* EXERCISE REQUIREMENTS
Only lines with the string "신고인원" matter here; gather them from the material below.

Dataset listings of figures:
# # #
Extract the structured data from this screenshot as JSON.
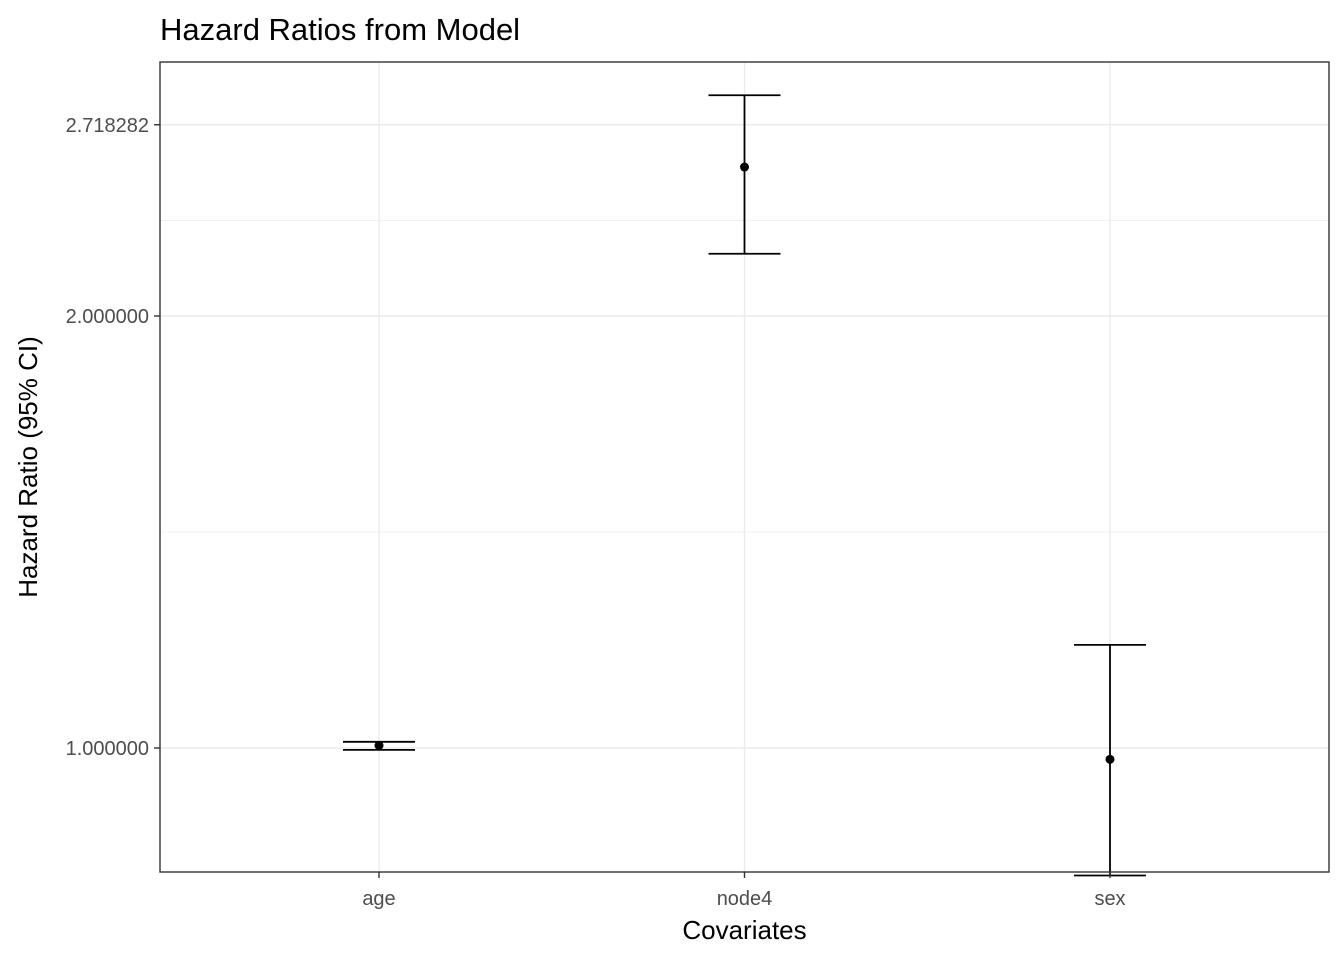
{
  "chart_data": {
    "type": "errorbar",
    "title": "Hazard Ratios from Model",
    "xlabel": "Covariates",
    "ylabel": "Hazard Ratio (95% CI)",
    "y_scale": "log",
    "y_ticks": [
      1.0,
      2.0,
      2.718282
    ],
    "y_tick_labels": [
      "1.000000",
      "2.000000",
      "2.718282"
    ],
    "ylim": [
      0.8,
      3.0
    ],
    "categories": [
      "age",
      "node4",
      "sex"
    ],
    "estimates": [
      1.004,
      2.54,
      0.982
    ],
    "lower": [
      0.997,
      2.21,
      0.815
    ],
    "upper": [
      1.01,
      2.85,
      1.18
    ],
    "grid": true,
    "theme": "bw",
    "color": "#000000"
  }
}
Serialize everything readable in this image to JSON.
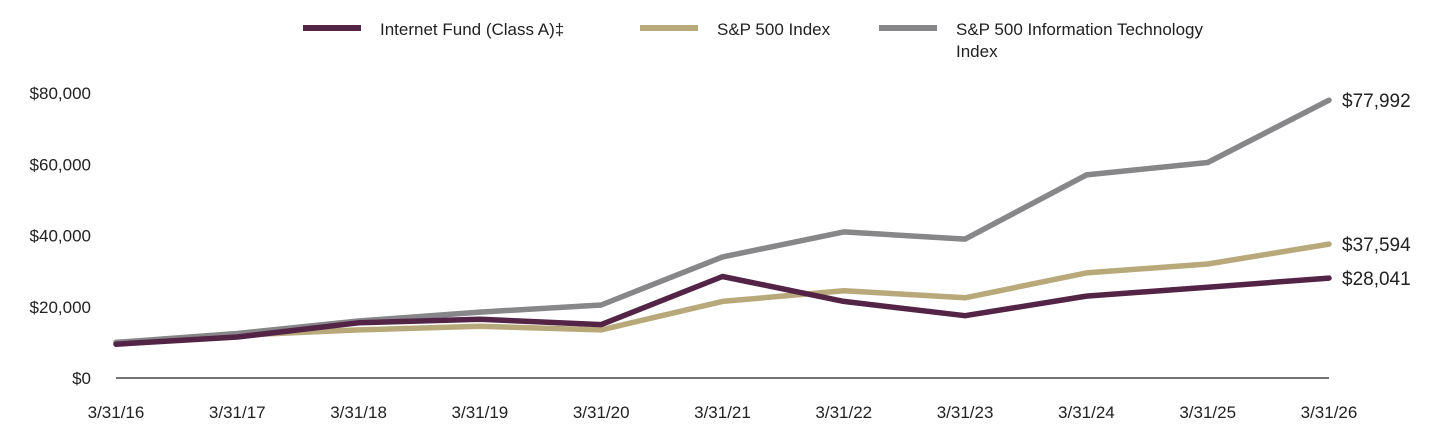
{
  "chart_data": {
    "type": "line",
    "title": "",
    "xlabel": "",
    "ylabel": "",
    "categories": [
      "3/31/16",
      "3/31/17",
      "3/31/18",
      "3/31/19",
      "3/31/20",
      "3/31/21",
      "3/31/22",
      "3/31/23",
      "3/31/24",
      "3/31/25",
      "3/31/26"
    ],
    "y_ticks": [
      "$0",
      "$20,000",
      "$40,000",
      "$60,000",
      "$80,000"
    ],
    "ylim": [
      0,
      80000
    ],
    "grid": false,
    "legend_position": "top",
    "series": [
      {
        "name": "Internet Fund (Class A)‡",
        "color": "#542447",
        "values": [
          9500,
          11500,
          15500,
          16500,
          15000,
          28500,
          21500,
          17500,
          23000,
          25500,
          28041
        ],
        "end_label": "$28,041"
      },
      {
        "name": "S&P 500 Index",
        "color": "#b8a97b",
        "values": [
          10000,
          12000,
          13500,
          14500,
          13500,
          21500,
          24500,
          22500,
          29500,
          32000,
          37594
        ],
        "end_label": "$37,594"
      },
      {
        "name": "S&P 500 Information Technology Index",
        "color": "#87878a",
        "values": [
          10000,
          12500,
          16000,
          18500,
          20500,
          34000,
          41000,
          39000,
          57000,
          60500,
          77992
        ],
        "end_label": "$77,992"
      }
    ]
  }
}
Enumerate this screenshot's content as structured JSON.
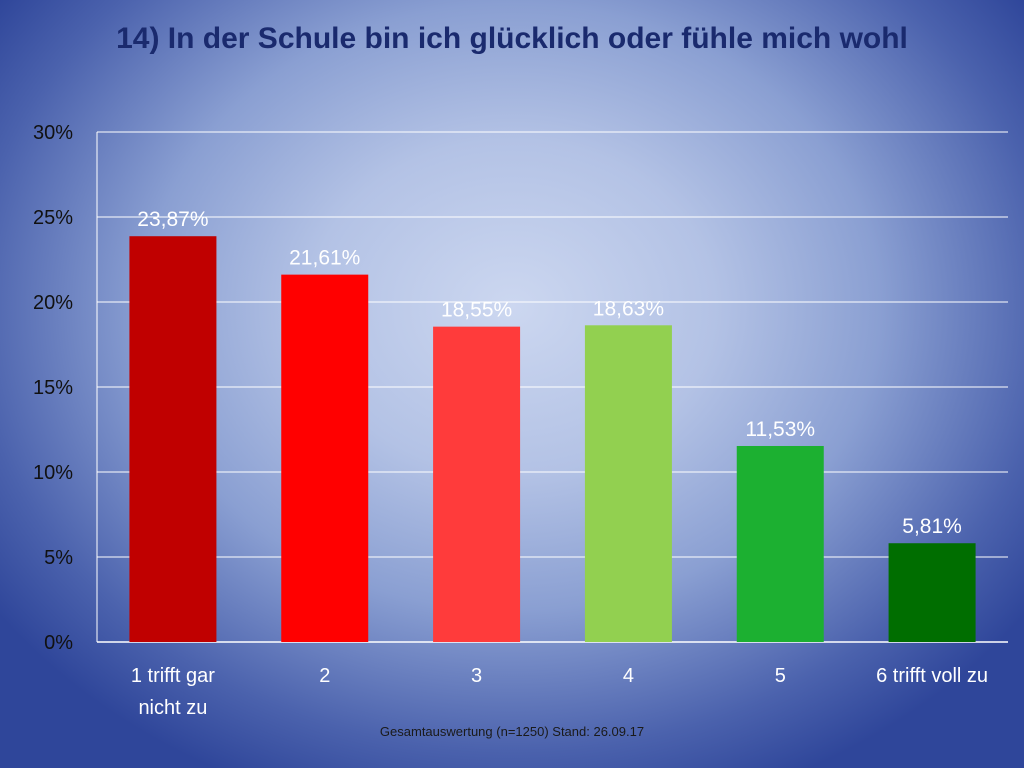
{
  "chart_data": {
    "type": "bar",
    "title": "14) In der Schule bin ich glücklich oder fühle mich wohl",
    "categories": [
      "1 trifft gar nicht zu",
      "2",
      "3",
      "4",
      "5",
      "6 trifft voll zu"
    ],
    "values": [
      23.87,
      21.61,
      18.55,
      18.63,
      11.53,
      5.81
    ],
    "data_labels": [
      "23,87%",
      "21,61%",
      "18,55%",
      "18,63%",
      "11,53%",
      "5,81%"
    ],
    "colors": [
      "#c00000",
      "#ff0000",
      "#ff3b3b",
      "#92d050",
      "#1cb031",
      "#006e00"
    ],
    "y_ticks": [
      "0%",
      "5%",
      "10%",
      "15%",
      "20%",
      "25%",
      "30%"
    ],
    "ylim": [
      0,
      30
    ],
    "y_step": 5,
    "grid": true,
    "xlabel": "",
    "ylabel": "",
    "footnote": "Gesamtauswertung (n=1250) Stand: 26.09.17"
  }
}
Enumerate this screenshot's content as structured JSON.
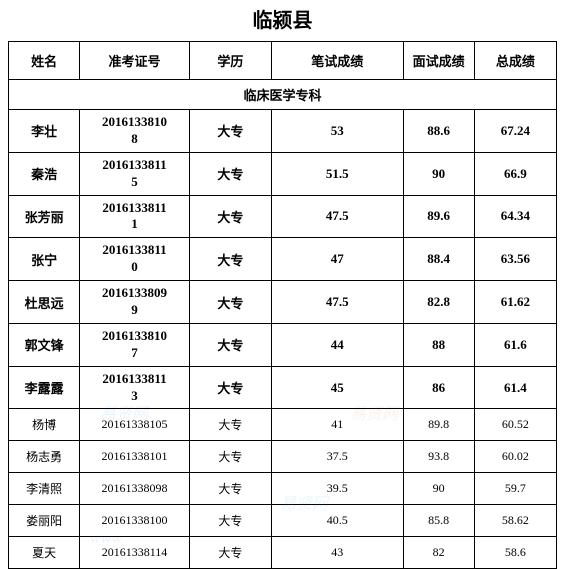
{
  "title": "临颍县",
  "headers": {
    "name": "姓名",
    "exam_id": "准考证号",
    "education": "学历",
    "written_score": "笔试成绩",
    "interview_score": "面试成绩",
    "total_score": "总成绩"
  },
  "section_title": "临床医学专科",
  "education_label": "大专",
  "rows": [
    {
      "name": "李壮",
      "id_line1": "2016133810",
      "id_line2": "8",
      "written": "53",
      "interview": "88.6",
      "total": "67.24",
      "bold": true
    },
    {
      "name": "秦浩",
      "id_line1": "2016133811",
      "id_line2": "5",
      "written": "51.5",
      "interview": "90",
      "total": "66.9",
      "bold": true
    },
    {
      "name": "张芳丽",
      "id_line1": "2016133811",
      "id_line2": "1",
      "written": "47.5",
      "interview": "89.6",
      "total": "64.34",
      "bold": true
    },
    {
      "name": "张宁",
      "id_line1": "2016133811",
      "id_line2": "0",
      "written": "47",
      "interview": "88.4",
      "total": "63.56",
      "bold": true
    },
    {
      "name": "杜思远",
      "id_line1": "2016133809",
      "id_line2": "9",
      "written": "47.5",
      "interview": "82.8",
      "total": "61.62",
      "bold": true
    },
    {
      "name": "郭文锋",
      "id_line1": "2016133810",
      "id_line2": "7",
      "written": "44",
      "interview": "88",
      "total": "61.6",
      "bold": true
    },
    {
      "name": "李露露",
      "id_line1": "2016133811",
      "id_line2": "3",
      "written": "45",
      "interview": "86",
      "total": "61.4",
      "bold": true
    },
    {
      "name": "杨博",
      "id_line1": "20161338105",
      "id_line2": "",
      "written": "41",
      "interview": "89.8",
      "total": "60.52",
      "bold": false
    },
    {
      "name": "杨志勇",
      "id_line1": "20161338101",
      "id_line2": "",
      "written": "37.5",
      "interview": "93.8",
      "total": "60.02",
      "bold": false
    },
    {
      "name": "李清照",
      "id_line1": "20161338098",
      "id_line2": "",
      "written": "39.5",
      "interview": "90",
      "total": "59.7",
      "bold": false
    },
    {
      "name": "娄丽阳",
      "id_line1": "20161338100",
      "id_line2": "",
      "written": "40.5",
      "interview": "85.8",
      "total": "58.62",
      "bold": false
    },
    {
      "name": "夏天",
      "id_line1": "20161338114",
      "id_line2": "",
      "written": "43",
      "interview": "82",
      "total": "58.6",
      "bold": false
    }
  ]
}
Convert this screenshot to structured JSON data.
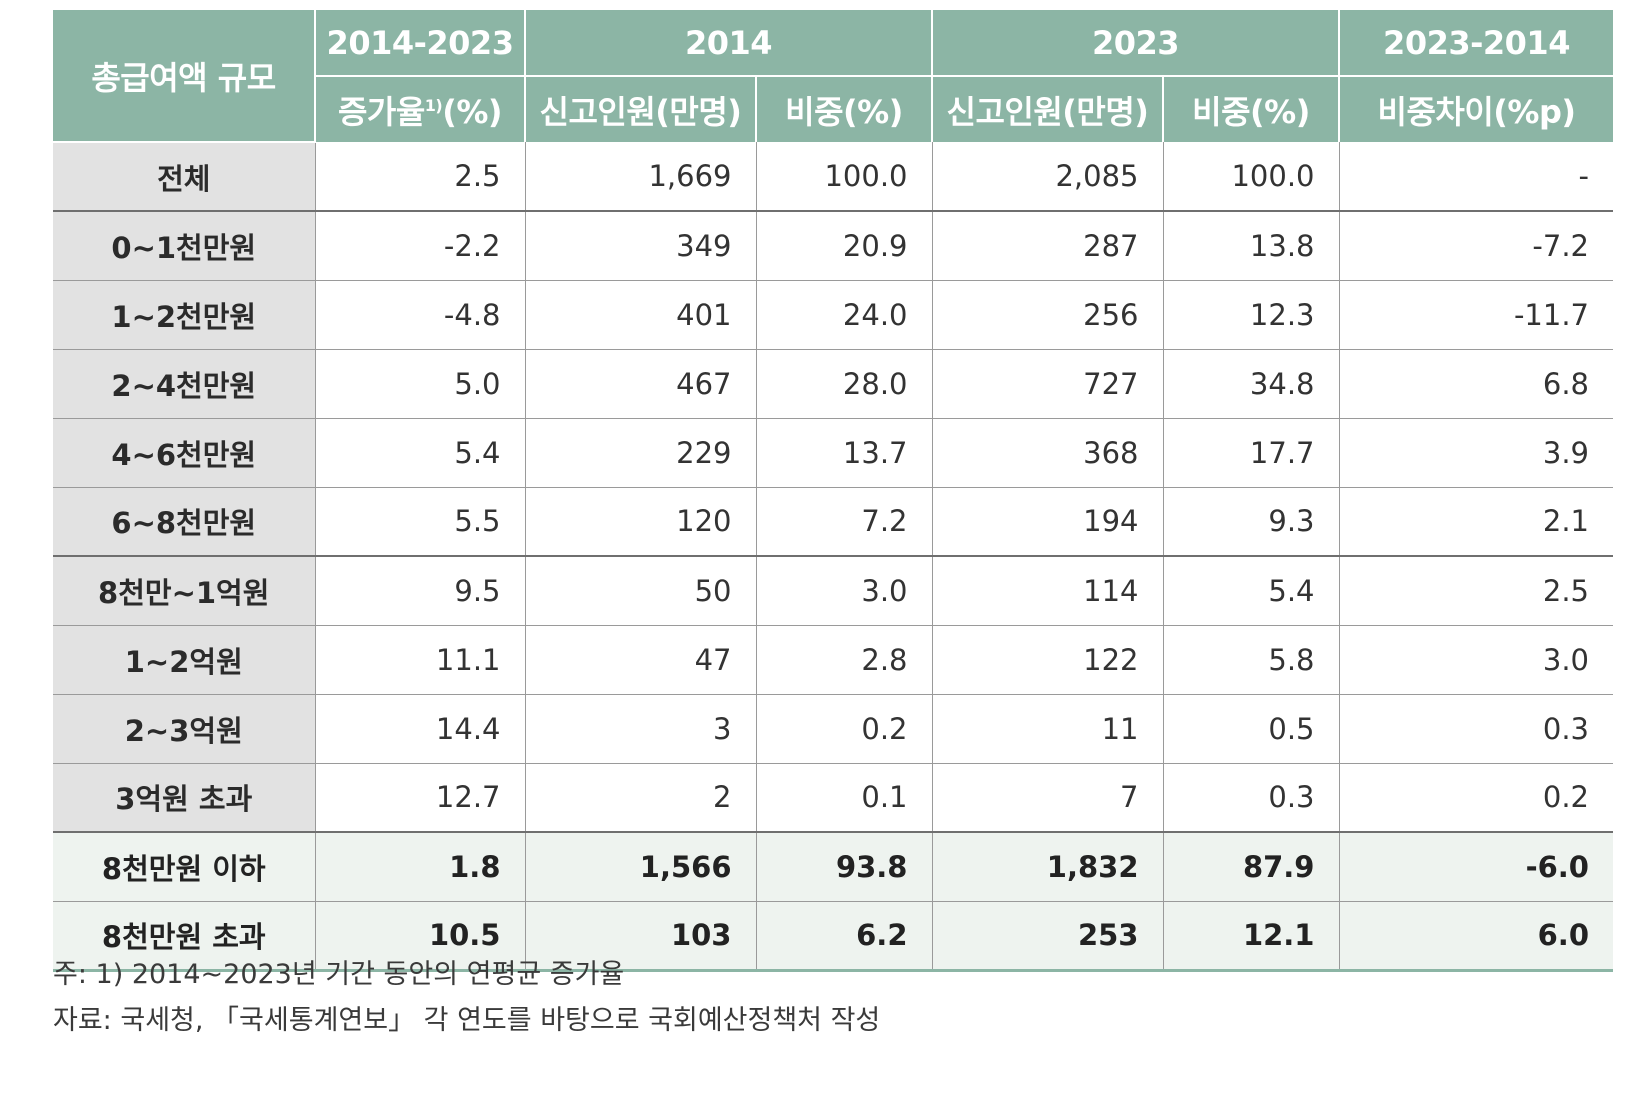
{
  "header": {
    "row_label": "총급여액 규모",
    "groups": [
      "2014-2023",
      "2014",
      "2023",
      "2023-2014"
    ],
    "sub": {
      "growth_prefix": "증가율",
      "growth_sup": "1)",
      "growth_suffix": "(%)",
      "count_2014": "신고인원(만명)",
      "share_2014": "비중(%)",
      "count_2023": "신고인원(만명)",
      "share_2023": "비중(%)",
      "share_diff": "비중차이(%p)"
    }
  },
  "rows": [
    {
      "label": "전체",
      "growth": "2.5",
      "c2014": "1,669",
      "s2014": "100.0",
      "c2023": "2,085",
      "s2023": "100.0",
      "diff": "-"
    },
    {
      "label": "0~1천만원",
      "growth": "-2.2",
      "c2014": "349",
      "s2014": "20.9",
      "c2023": "287",
      "s2023": "13.8",
      "diff": "-7.2"
    },
    {
      "label": "1~2천만원",
      "growth": "-4.8",
      "c2014": "401",
      "s2014": "24.0",
      "c2023": "256",
      "s2023": "12.3",
      "diff": "-11.7"
    },
    {
      "label": "2~4천만원",
      "growth": "5.0",
      "c2014": "467",
      "s2014": "28.0",
      "c2023": "727",
      "s2023": "34.8",
      "diff": "6.8"
    },
    {
      "label": "4~6천만원",
      "growth": "5.4",
      "c2014": "229",
      "s2014": "13.7",
      "c2023": "368",
      "s2023": "17.7",
      "diff": "3.9"
    },
    {
      "label": "6~8천만원",
      "growth": "5.5",
      "c2014": "120",
      "s2014": "7.2",
      "c2023": "194",
      "s2023": "9.3",
      "diff": "2.1"
    },
    {
      "label": "8천만~1억원",
      "growth": "9.5",
      "c2014": "50",
      "s2014": "3.0",
      "c2023": "114",
      "s2023": "5.4",
      "diff": "2.5"
    },
    {
      "label": "1~2억원",
      "growth": "11.1",
      "c2014": "47",
      "s2014": "2.8",
      "c2023": "122",
      "s2023": "5.8",
      "diff": "3.0"
    },
    {
      "label": "2~3억원",
      "growth": "14.4",
      "c2014": "3",
      "s2014": "0.2",
      "c2023": "11",
      "s2023": "0.5",
      "diff": "0.3"
    },
    {
      "label": "3억원 초과",
      "growth": "12.7",
      "c2014": "2",
      "s2014": "0.1",
      "c2023": "7",
      "s2023": "0.3",
      "diff": "0.2"
    },
    {
      "label": "8천만원 이하",
      "growth": "1.8",
      "c2014": "1,566",
      "s2014": "93.8",
      "c2023": "1,832",
      "s2023": "87.9",
      "diff": "-6.0"
    },
    {
      "label": "8천만원 초과",
      "growth": "10.5",
      "c2014": "103",
      "s2014": "6.2",
      "c2023": "253",
      "s2023": "12.1",
      "diff": "6.0"
    }
  ],
  "notes": {
    "note": "주: 1) 2014~2023년 기간 동안의 연평균 증가율",
    "source": "자료: 국세청, 「국세통계연보」 각 연도를 바탕으로 국회예산정책처 작성"
  }
}
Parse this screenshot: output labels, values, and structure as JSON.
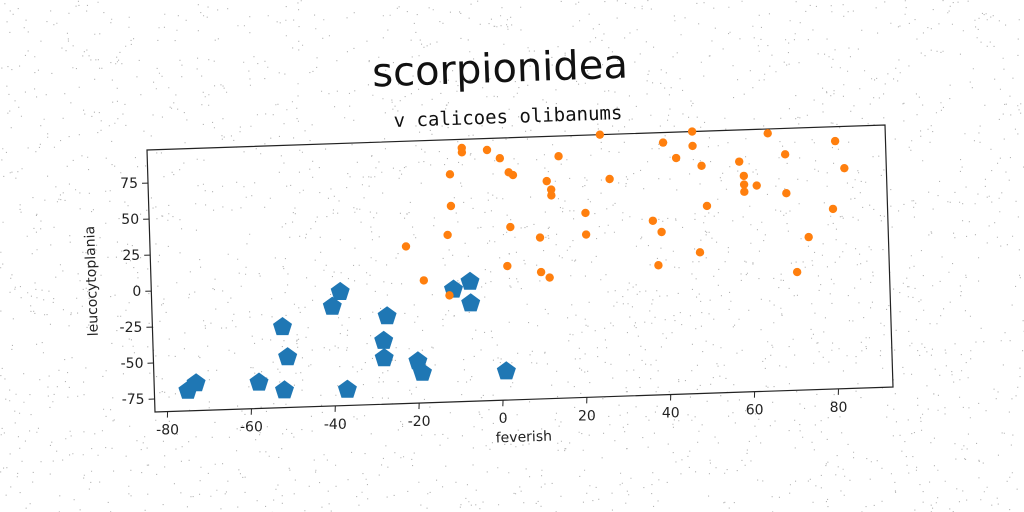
# # #
* RESPONSE TO THE TASK
      "count_2014": "신고인원(만명)",
      "count_2023": "신고인원(만명)",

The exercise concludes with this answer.